------ EXERCISE INPUTS ------

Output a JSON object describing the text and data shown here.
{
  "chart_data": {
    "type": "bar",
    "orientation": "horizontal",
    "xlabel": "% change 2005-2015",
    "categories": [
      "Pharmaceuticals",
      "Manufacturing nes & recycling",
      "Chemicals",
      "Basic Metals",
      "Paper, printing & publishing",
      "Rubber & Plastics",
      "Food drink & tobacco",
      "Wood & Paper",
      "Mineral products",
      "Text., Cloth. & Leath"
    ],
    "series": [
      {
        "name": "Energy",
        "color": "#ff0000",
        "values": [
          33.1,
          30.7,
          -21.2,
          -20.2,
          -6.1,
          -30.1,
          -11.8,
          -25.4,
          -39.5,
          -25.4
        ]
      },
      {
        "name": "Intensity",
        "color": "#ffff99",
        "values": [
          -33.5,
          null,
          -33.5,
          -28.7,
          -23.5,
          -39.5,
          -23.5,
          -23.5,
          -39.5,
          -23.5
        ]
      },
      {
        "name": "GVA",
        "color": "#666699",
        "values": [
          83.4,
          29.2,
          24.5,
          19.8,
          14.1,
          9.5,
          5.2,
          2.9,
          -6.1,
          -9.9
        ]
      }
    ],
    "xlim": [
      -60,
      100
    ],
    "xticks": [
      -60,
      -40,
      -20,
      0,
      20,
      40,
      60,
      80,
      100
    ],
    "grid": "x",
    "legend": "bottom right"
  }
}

------

Extract each line holding the string "name".

        "name": "Energy",
        "name": "Intensity",
        "name": "GVA",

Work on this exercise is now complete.